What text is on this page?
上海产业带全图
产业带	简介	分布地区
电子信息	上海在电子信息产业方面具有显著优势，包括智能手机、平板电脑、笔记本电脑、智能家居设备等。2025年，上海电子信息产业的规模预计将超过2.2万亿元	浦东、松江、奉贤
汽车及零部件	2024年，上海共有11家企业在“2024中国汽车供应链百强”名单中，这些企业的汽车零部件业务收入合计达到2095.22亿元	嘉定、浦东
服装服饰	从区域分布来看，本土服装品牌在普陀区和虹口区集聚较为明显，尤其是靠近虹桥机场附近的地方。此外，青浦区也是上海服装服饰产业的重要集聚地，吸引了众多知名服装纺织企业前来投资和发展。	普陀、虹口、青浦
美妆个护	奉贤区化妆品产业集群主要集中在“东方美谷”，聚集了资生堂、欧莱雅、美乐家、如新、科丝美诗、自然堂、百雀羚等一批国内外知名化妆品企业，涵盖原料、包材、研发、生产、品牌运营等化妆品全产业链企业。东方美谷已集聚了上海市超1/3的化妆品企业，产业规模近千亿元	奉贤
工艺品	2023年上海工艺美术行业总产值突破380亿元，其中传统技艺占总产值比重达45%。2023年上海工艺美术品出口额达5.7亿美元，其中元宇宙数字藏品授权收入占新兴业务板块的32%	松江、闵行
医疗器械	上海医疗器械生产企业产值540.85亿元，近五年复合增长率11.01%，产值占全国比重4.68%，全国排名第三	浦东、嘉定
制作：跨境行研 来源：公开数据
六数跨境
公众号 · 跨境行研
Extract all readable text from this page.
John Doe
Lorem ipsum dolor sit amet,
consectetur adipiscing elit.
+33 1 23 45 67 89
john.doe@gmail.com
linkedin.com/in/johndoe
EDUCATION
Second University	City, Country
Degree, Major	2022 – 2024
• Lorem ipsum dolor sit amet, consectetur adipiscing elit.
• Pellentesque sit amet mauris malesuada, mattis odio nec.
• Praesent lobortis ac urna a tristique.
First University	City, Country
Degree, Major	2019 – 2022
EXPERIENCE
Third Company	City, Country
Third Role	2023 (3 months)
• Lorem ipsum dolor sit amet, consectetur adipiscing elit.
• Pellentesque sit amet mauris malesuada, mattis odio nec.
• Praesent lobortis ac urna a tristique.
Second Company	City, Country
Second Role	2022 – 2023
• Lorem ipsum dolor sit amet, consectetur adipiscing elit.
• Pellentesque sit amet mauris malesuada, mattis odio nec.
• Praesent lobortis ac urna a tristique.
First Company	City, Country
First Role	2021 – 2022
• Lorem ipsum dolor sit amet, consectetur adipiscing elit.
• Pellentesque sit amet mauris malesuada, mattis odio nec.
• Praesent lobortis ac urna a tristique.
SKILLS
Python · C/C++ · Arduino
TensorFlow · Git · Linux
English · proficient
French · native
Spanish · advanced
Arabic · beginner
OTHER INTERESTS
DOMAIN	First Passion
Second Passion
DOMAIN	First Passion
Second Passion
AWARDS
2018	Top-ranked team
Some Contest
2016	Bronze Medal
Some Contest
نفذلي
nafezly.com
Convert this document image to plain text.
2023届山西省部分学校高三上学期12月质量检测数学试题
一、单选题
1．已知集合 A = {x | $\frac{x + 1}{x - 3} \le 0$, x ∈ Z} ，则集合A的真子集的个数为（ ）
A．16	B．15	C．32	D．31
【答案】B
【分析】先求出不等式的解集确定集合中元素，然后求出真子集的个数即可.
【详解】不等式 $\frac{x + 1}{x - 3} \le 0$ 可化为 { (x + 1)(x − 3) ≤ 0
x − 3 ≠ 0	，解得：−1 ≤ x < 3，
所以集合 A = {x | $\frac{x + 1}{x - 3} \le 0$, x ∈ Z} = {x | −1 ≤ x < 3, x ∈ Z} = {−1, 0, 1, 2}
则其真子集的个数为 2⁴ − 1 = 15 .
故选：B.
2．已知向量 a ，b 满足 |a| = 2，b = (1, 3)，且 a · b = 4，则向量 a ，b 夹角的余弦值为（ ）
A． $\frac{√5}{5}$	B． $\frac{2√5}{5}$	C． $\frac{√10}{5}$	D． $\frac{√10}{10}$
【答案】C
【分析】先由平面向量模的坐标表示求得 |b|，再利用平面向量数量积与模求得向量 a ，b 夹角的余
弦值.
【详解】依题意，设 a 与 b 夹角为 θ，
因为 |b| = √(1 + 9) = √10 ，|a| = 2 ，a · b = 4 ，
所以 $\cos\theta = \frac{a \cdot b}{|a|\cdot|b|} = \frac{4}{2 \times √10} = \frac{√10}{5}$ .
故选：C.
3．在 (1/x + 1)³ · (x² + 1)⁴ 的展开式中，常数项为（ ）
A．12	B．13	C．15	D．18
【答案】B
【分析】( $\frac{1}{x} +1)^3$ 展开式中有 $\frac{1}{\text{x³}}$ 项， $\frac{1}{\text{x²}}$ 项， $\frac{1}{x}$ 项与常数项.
■ ■ ■ ■ ■ ■ ■
| INSTRUCTION |
Extract the complete data, matching each line exactly.

| OUTPUT FOR THIS EXERCISE |
What text is on this page?
上海产业带全图
产业带	简介	分布地区
电子信息	上海在电子信息产业方面具有显著优势，包括智能手机、平板电脑、笔记本电脑、智能家居设备等。2025年，上海电子信息产业的规模预计将超过2.2万亿元	浦东、松江、奉贤
汽车及零部件	2024年，上海共有11家企业在“2024中国汽车供应链百强”名单中，这些企业的汽车零部件业务收入合计达到2095.22亿元	嘉定、浦东
服装服饰	从区域分布来看，本土服装品牌在普陀区和虹口区集聚较为明显，尤其是靠近虹桥机场附近的地方。此外，青浦区也是上海服装服饰产业的重要集聚地，吸引了众多知名服装纺织企业前来投资和发展。	普陀、虹口、青浦
美妆个护	奉贤区化妆品产业集群主要集中在“东方美谷”，聚集了资生堂、欧莱雅、美乐家、如新、科丝美诗、自然堂、百雀羚等一批国内外知名化妆品企业，涵盖原料、包材、研发、生产、品牌运营等化妆品全产业链企业。东方美谷已集聚了上海市超1/3的化妆品企业，产业规模近千亿元	奉贤
工艺品	2023年上海工艺美术行业总产值突破380亿元，其中传统技艺占总产值比重达45%。2023年上海工艺美术品出口额达5.7亿美元，其中元宇宙数字藏品授权收入占新兴业务板块的32%	松江、闵行
医疗器械	上海医疗器械生产企业产值540.85亿元，近五年复合增长率11.01%，产值占全国比重4.68%，全国排名第三	浦东、嘉定
制作：跨境行研 来源：公开数据
六数跨境
公众号 · 跨境行研
Extract all readable text from this page.
John Doe
Lorem ipsum dolor sit amet,
consectetur adipiscing elit.
+33 1 23 45 67 89
john.doe@gmail.com
linkedin.com/in/johndoe
EDUCATION
Second University	City, Country
Degree, Major	2022 – 2024
• Lorem ipsum dolor sit amet, consectetur adipiscing elit.
• Pellentesque sit amet mauris malesuada, mattis odio nec.
• Praesent lobortis ac urna a tristique.
First University	City, Country
Degree, Major	2019 – 2022
EXPERIENCE
Third Company	City, Country
Third Role	2023 (3 months)
• Lorem ipsum dolor sit amet, consectetur adipiscing elit.
• Pellentesque sit amet mauris malesuada, mattis odio nec.
• Praesent lobortis ac urna a tristique.
Second Company	City, Country
Second Role	2022 – 2023
• Lorem ipsum dolor sit amet, consectetur adipiscing elit.
• Pellentesque sit amet mauris malesuada, mattis odio nec.
• Praesent lobortis ac urna a tristique.
First Company	City, Country
First Role	2021 – 2022
• Lorem ipsum dolor sit amet, consectetur adipiscing elit.
• Pellentesque sit amet mauris malesuada, mattis odio nec.
• Praesent lobortis ac urna a tristique.
SKILLS
Python · C/C++ · Arduino
TensorFlow · Git · Linux
English · proficient
French · native
Spanish · advanced
Arabic · beginner
OTHER INTERESTS
DOMAIN	First Passion
Second Passion
DOMAIN	First Passion
Second Passion
AWARDS
2018	Top-ranked team
Some Contest
2016	Bronze Medal
Some Contest
نفذلي
nafezly.com
Convert this document image to plain text.
2023届山西省部分学校高三上学期12月质量检测数学试题
一、单选题
1．已知集合 A = {x | $\frac{x + 1}{x - 3} \le 0$, x ∈ Z} ，则集合A的真子集的个数为（ ）
A．16	B．15	C．32	D．31
【答案】B
【分析】先求出不等式的解集确定集合中元素，然后求出真子集的个数即可.
【详解】不等式 $\frac{x + 1}{x - 3} \le 0$ 可化为 { (x + 1)(x − 3) ≤ 0
x − 3 ≠ 0	，解得：−1 ≤ x < 3，
所以集合 A = {x | $\frac{x + 1}{x - 3} \le 0$, x ∈ Z} = {x | −1 ≤ x < 3, x ∈ Z} = {−1, 0, 1, 2}
则其真子集的个数为 2⁴ − 1 = 15 .
故选：B.
2．已知向量 a ，b 满足 |a| = 2，b = (1, 3)，且 a · b = 4，则向量 a ，b 夹角的余弦值为（ ）
A． $\frac{√5}{5}$	B． $\frac{2√5}{5}$	C． $\frac{√10}{5}$	D． $\frac{√10}{10}$
【答案】C
【分析】先由平面向量模的坐标表示求得 |b|，再利用平面向量数量积与模求得向量 a ，b 夹角的余
弦值.
【详解】依题意，设 a 与 b 夹角为 θ，
因为 |b| = √(1 + 9) = √10 ，|a| = 2 ，a · b = 4 ，
所以 $\cos\theta = \frac{a \cdot b}{|a|\cdot|b|} = \frac{4}{2 \times √10} = \frac{√10}{5}$ .
故选：C.
3．在 (1/x + 1)³ · (x² + 1)⁴ 的展开式中，常数项为（ ）
A．12	B．13	C．15	D．18
【答案】B
【分析】( $\frac{1}{x} +1)^3$ 展开式中有 $\frac{1}{\text{x³}}$ 项， $\frac{1}{\text{x²}}$ 项， $\frac{1}{x}$ 项与常数项.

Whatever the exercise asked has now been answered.